* _OBJECTIVE_:
Present the following entries again, word for word and in full.

(Stored records)
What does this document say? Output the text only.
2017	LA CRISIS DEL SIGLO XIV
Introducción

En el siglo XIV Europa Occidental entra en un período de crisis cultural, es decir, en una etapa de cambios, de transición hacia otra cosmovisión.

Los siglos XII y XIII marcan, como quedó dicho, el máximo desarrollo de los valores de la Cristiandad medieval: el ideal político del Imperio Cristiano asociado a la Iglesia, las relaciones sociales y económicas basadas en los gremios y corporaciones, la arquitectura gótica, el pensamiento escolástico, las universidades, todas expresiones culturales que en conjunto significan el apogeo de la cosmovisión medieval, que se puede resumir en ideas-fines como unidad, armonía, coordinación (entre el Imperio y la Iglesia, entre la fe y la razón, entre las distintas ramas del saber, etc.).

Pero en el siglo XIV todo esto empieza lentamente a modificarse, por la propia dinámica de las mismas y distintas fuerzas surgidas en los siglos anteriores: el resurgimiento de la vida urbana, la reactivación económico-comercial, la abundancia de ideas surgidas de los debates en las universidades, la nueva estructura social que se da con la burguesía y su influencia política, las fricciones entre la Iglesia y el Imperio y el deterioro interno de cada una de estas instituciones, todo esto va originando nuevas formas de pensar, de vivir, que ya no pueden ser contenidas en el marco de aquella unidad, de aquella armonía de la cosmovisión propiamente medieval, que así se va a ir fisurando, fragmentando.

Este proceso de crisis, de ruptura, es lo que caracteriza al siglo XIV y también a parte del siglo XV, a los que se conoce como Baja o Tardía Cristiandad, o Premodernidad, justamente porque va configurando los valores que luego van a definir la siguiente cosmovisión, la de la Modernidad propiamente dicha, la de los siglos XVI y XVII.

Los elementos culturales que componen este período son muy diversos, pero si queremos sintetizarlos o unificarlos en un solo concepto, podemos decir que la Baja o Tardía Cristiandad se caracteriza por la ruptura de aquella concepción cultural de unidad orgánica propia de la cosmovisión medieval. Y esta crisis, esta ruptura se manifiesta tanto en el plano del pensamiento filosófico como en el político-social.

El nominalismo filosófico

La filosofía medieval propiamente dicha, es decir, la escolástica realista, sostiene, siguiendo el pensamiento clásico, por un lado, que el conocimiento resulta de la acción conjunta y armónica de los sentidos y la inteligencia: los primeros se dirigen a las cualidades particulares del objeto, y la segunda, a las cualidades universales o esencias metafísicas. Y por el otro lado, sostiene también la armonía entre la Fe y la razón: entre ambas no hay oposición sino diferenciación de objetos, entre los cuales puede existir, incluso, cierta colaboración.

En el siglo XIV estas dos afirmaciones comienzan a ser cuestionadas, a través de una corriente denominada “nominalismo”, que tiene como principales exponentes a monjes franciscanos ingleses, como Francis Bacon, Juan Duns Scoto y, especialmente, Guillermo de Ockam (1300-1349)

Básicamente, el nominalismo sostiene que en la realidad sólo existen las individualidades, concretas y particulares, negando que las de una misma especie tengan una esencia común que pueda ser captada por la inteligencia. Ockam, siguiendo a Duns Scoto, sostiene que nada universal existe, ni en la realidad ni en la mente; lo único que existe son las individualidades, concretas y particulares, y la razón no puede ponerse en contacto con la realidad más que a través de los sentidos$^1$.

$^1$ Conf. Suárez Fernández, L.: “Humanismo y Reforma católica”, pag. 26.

* _ANSWER TO THE TASK_:
What does this document say? Output the text only.
2017	LA CRISIS DEL SIGLO XIV
Introducción

En el siglo XIV Europa Occidental entra en un período de crisis cultural, es decir, en una etapa de cambios, de transición hacia otra cosmovisión.

Los siglos XII y XIII marcan, como quedó dicho, el máximo desarrollo de los valores de la Cristiandad medieval: el ideal político del Imperio Cristiano asociado a la Iglesia, las relaciones sociales y económicas basadas en los gremios y corporaciones, la arquitectura gótica, el pensamiento escolástico, las universidades, todas expresiones culturales que en conjunto significan el apogeo de la cosmovisión medieval, que se puede resumir en ideas-fines como unidad, armonía, coordinación (entre el Imperio y la Iglesia, entre la fe y la razón, entre las distintas ramas del saber, etc.).

Pero en el siglo XIV todo esto empieza lentamente a modificarse, por la propia dinámica de las mismas y distintas fuerzas surgidas en los siglos anteriores: el resurgimiento de la vida urbana, la reactivación económico-comercial, la abundancia de ideas surgidas de los debates en las universidades, la nueva estructura social que se da con la burguesía y su influencia política, las fricciones entre la Iglesia y el Imperio y el deterioro interno de cada una de estas instituciones, todo esto va originando nuevas formas de pensar, de vivir, que ya no pueden ser contenidas en el marco de aquella unidad, de aquella armonía de la cosmovisión propiamente medieval, que así se va a ir fisurando, fragmentando.

Este proceso de crisis, de ruptura, es lo que caracteriza al siglo XIV y también a parte del siglo XV, a los que se conoce como Baja o Tardía Cristiandad, o Premodernidad, justamente porque va configurando los valores que luego van a definir la siguiente cosmovisión, la de la Modernidad propiamente dicha, la de los siglos XVI y XVII.

Los elementos culturales que componen este período son muy diversos, pero si queremos sintetizarlos o unificarlos en un solo concepto, podemos decir que la Baja o Tardía Cristiandad se caracteriza por la ruptura de aquella concepción cultural de unidad orgánica propia de la cosmovisión medieval. Y esta crisis, esta ruptura se manifiesta tanto en el plano del pensamiento filosófico como en el político-social.

El nominalismo filosófico

La filosofía medieval propiamente dicha, es decir, la escolástica realista, sostiene, siguiendo el pensamiento clásico, por un lado, que el conocimiento resulta de la acción conjunta y armónica de los sentidos y la inteligencia: los primeros se dirigen a las cualidades particulares del objeto, y la segunda, a las cualidades universales o esencias metafísicas. Y por el otro lado, sostiene también la armonía entre la Fe y la razón: entre ambas no hay oposición sino diferenciación de objetos, entre los cuales puede existir, incluso, cierta colaboración.

En el siglo XIV estas dos afirmaciones comienzan a ser cuestionadas, a través de una corriente denominada “nominalismo”, que tiene como principales exponentes a monjes franciscanos ingleses, como Francis Bacon, Juan Duns Scoto y, especialmente, Guillermo de Ockam (1300-1349)

Básicamente, el nominalismo sostiene que en la realidad sólo existen las individualidades, concretas y particulares, negando que las de una misma especie tengan una esencia común que pueda ser captada por la inteligencia. Ockam, siguiendo a Duns Scoto, sostiene que nada universal existe, ni en la realidad ni en la mente; lo único que existe son las individualidades, concretas y particulares, y la razón no puede ponerse en contacto con la realidad más que a través de los sentidos$^1$.

$^1$ Conf. Suárez Fernández, L.: “Humanismo y Reforma católica”, pag. 26.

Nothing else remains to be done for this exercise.